What the exercise asks —
Copy the lines that follow, keeping every character the same.

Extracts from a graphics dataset
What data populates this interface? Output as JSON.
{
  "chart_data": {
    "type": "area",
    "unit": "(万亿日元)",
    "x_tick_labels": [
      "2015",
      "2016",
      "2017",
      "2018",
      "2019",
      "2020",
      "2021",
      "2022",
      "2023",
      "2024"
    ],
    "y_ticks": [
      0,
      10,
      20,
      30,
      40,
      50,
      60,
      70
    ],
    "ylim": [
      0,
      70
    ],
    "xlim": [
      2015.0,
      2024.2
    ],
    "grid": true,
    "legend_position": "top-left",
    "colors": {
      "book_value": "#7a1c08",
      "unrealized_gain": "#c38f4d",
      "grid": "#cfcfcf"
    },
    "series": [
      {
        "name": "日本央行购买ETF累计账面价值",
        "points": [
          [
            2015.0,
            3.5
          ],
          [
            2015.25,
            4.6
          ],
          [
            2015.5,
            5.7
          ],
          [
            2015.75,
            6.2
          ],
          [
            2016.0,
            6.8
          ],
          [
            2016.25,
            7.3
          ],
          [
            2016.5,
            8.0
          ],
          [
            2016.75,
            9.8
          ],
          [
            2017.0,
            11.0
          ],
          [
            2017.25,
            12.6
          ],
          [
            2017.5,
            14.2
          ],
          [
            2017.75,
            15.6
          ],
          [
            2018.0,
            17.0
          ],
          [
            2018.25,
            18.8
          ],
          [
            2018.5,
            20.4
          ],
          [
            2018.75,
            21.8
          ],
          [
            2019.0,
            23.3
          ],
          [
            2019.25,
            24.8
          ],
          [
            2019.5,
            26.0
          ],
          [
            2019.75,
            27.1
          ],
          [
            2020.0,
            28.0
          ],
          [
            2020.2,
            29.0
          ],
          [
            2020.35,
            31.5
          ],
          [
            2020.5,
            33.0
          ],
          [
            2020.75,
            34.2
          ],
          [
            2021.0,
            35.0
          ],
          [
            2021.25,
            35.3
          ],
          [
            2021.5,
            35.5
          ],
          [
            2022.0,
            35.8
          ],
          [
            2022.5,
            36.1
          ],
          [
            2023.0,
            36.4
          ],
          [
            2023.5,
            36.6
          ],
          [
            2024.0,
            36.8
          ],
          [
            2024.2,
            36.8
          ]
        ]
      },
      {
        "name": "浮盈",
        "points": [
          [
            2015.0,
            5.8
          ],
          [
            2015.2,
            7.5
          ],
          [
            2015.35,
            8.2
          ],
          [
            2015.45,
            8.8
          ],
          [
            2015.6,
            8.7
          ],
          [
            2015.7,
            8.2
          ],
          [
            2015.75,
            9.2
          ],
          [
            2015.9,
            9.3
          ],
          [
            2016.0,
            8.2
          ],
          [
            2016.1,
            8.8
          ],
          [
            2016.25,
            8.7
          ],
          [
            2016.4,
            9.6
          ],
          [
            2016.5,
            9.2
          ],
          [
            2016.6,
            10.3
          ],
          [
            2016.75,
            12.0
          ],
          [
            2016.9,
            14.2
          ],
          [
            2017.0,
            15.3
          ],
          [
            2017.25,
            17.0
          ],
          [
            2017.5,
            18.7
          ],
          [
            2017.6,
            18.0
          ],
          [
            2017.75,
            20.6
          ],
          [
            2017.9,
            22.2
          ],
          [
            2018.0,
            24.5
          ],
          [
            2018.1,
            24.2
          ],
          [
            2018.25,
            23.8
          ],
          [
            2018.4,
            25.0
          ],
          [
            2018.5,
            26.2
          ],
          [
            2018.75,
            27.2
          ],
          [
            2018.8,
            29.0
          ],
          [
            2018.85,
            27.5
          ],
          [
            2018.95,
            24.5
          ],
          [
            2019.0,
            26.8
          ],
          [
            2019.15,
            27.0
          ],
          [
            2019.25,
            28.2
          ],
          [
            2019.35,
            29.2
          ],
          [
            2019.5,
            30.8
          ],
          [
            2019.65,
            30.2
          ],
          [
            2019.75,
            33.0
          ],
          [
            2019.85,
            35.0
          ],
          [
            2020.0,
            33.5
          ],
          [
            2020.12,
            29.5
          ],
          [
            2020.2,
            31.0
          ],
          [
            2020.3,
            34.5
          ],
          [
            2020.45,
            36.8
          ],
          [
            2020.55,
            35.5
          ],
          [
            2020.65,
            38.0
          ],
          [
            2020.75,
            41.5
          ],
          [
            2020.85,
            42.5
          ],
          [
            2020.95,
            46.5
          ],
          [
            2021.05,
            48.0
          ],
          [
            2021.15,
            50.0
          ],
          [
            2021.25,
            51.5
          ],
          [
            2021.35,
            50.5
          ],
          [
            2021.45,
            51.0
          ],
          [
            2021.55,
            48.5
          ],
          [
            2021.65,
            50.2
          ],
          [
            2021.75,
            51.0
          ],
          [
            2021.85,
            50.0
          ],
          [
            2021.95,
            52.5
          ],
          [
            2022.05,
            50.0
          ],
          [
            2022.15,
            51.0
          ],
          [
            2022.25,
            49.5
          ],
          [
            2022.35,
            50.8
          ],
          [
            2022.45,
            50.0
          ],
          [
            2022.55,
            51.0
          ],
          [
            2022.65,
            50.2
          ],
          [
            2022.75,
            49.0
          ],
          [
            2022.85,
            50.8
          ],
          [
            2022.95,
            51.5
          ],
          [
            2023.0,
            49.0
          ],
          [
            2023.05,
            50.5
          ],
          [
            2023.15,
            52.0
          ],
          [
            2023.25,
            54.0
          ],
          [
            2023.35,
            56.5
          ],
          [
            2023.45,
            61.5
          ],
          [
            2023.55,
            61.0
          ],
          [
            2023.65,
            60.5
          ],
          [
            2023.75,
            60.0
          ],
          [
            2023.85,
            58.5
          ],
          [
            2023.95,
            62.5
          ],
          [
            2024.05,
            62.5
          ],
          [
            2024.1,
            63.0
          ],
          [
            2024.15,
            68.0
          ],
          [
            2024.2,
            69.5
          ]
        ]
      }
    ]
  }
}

Answer in full —
What data populates this interface? Output as JSON.
{
  "chart_data": {
    "type": "area",
    "unit": "(万亿日元)",
    "x_tick_labels": [
      "2015",
      "2016",
      "2017",
      "2018",
      "2019",
      "2020",
      "2021",
      "2022",
      "2023",
      "2024"
    ],
    "y_ticks": [
      0,
      10,
      20,
      30,
      40,
      50,
      60,
      70
    ],
    "ylim": [
      0,
      70
    ],
    "xlim": [
      2015.0,
      2024.2
    ],
    "grid": true,
    "legend_position": "top-left",
    "colors": {
      "book_value": "#7a1c08",
      "unrealized_gain": "#c38f4d",
      "grid": "#cfcfcf"
    },
    "series": [
      {
        "name": "日本央行购买ETF累计账面价值",
        "points": [
          [
            2015.0,
            3.5
          ],
          [
            2015.25,
            4.6
          ],
          [
            2015.5,
            5.7
          ],
          [
            2015.75,
            6.2
          ],
          [
            2016.0,
            6.8
          ],
          [
            2016.25,
            7.3
          ],
          [
            2016.5,
            8.0
          ],
          [
            2016.75,
            9.8
          ],
          [
            2017.0,
            11.0
          ],
          [
            2017.25,
            12.6
          ],
          [
            2017.5,
            14.2
          ],
          [
            2017.75,
            15.6
          ],
          [
            2018.0,
            17.0
          ],
          [
            2018.25,
            18.8
          ],
          [
            2018.5,
            20.4
          ],
          [
            2018.75,
            21.8
          ],
          [
            2019.0,
            23.3
          ],
          [
            2019.25,
            24.8
          ],
          [
            2019.5,
            26.0
          ],
          [
            2019.75,
            27.1
          ],
          [
            2020.0,
            28.0
          ],
          [
            2020.2,
            29.0
          ],
          [
            2020.35,
            31.5
          ],
          [
            2020.5,
            33.0
          ],
          [
            2020.75,
            34.2
          ],
          [
            2021.0,
            35.0
          ],
          [
            2021.25,
            35.3
          ],
          [
            2021.5,
            35.5
          ],
          [
            2022.0,
            35.8
          ],
          [
            2022.5,
            36.1
          ],
          [
            2023.0,
            36.4
          ],
          [
            2023.5,
            36.6
          ],
          [
            2024.0,
            36.8
          ],
          [
            2024.2,
            36.8
          ]
        ]
      },
      {
        "name": "浮盈",
        "points": [
          [
            2015.0,
            5.8
          ],
          [
            2015.2,
            7.5
          ],
          [
            2015.35,
            8.2
          ],
          [
            2015.45,
            8.8
          ],
          [
            2015.6,
            8.7
          ],
          [
            2015.7,
            8.2
          ],
          [
            2015.75,
            9.2
          ],
          [
            2015.9,
            9.3
          ],
          [
            2016.0,
            8.2
          ],
          [
            2016.1,
            8.8
          ],
          [
            2016.25,
            8.7
          ],
          [
            2016.4,
            9.6
          ],
          [
            2016.5,
            9.2
          ],
          [
            2016.6,
            10.3
          ],
          [
            2016.75,
            12.0
          ],
          [
            2016.9,
            14.2
          ],
          [
            2017.0,
            15.3
          ],
          [
            2017.25,
            17.0
          ],
          [
            2017.5,
            18.7
          ],
          [
            2017.6,
            18.0
          ],
          [
            2017.75,
            20.6
          ],
          [
            2017.9,
            22.2
          ],
          [
            2018.0,
            24.5
          ],
          [
            2018.1,
            24.2
          ],
          [
            2018.25,
            23.8
          ],
          [
            2018.4,
            25.0
          ],
          [
            2018.5,
            26.2
          ],
          [
            2018.75,
            27.2
          ],
          [
            2018.8,
            29.0
          ],
          [
            2018.85,
            27.5
          ],
          [
            2018.95,
            24.5
          ],
          [
            2019.0,
            26.8
          ],
          [
            2019.15,
            27.0
          ],
          [
            2019.25,
            28.2
          ],
          [
            2019.35,
            29.2
          ],
          [
            2019.5,
            30.8
          ],
          [
            2019.65,
            30.2
          ],
          [
            2019.75,
            33.0
          ],
          [
            2019.85,
            35.0
          ],
          [
            2020.0,
            33.5
          ],
          [
            2020.12,
            29.5
          ],
          [
            2020.2,
            31.0
          ],
          [
            2020.3,
            34.5
          ],
          [
            2020.45,
            36.8
          ],
          [
            2020.55,
            35.5
          ],
          [
            2020.65,
            38.0
          ],
          [
            2020.75,
            41.5
          ],
          [
            2020.85,
            42.5
          ],
          [
            2020.95,
            46.5
          ],
          [
            2021.05,
            48.0
          ],
          [
            2021.15,
            50.0
          ],
          [
            2021.25,
            51.5
          ],
          [
            2021.35,
            50.5
          ],
          [
            2021.45,
            51.0
          ],
          [
            2021.55,
            48.5
          ],
          [
            2021.65,
            50.2
          ],
          [
            2021.75,
            51.0
          ],
          [
            2021.85,
            50.0
          ],
          [
            2021.95,
            52.5
          ],
          [
            2022.05,
            50.0
          ],
          [
            2022.15,
            51.0
          ],
          [
            2022.25,
            49.5
          ],
          [
            2022.35,
            50.8
          ],
          [
            2022.45,
            50.0
          ],
          [
            2022.55,
            51.0
          ],
          [
            2022.65,
            50.2
          ],
          [
            2022.75,
            49.0
          ],
          [
            2022.85,
            50.8
          ],
          [
            2022.95,
            51.5
          ],
          [
            2023.0,
            49.0
          ],
          [
            2023.05,
            50.5
          ],
          [
            2023.15,
            52.0
          ],
          [
            2023.25,
            54.0
          ],
          [
            2023.35,
            56.5
          ],
          [
            2023.45,
            61.5
          ],
          [
            2023.55,
            61.0
          ],
          [
            2023.65,
            60.5
          ],
          [
            2023.75,
            60.0
          ],
          [
            2023.85,
            58.5
          ],
          [
            2023.95,
            62.5
          ],
          [
            2024.05,
            62.5
          ],
          [
            2024.1,
            63.0
          ],
          [
            2024.15,
            68.0
          ],
          [
            2024.2,
            69.5
          ]
        ]
      }
    ]
  }
}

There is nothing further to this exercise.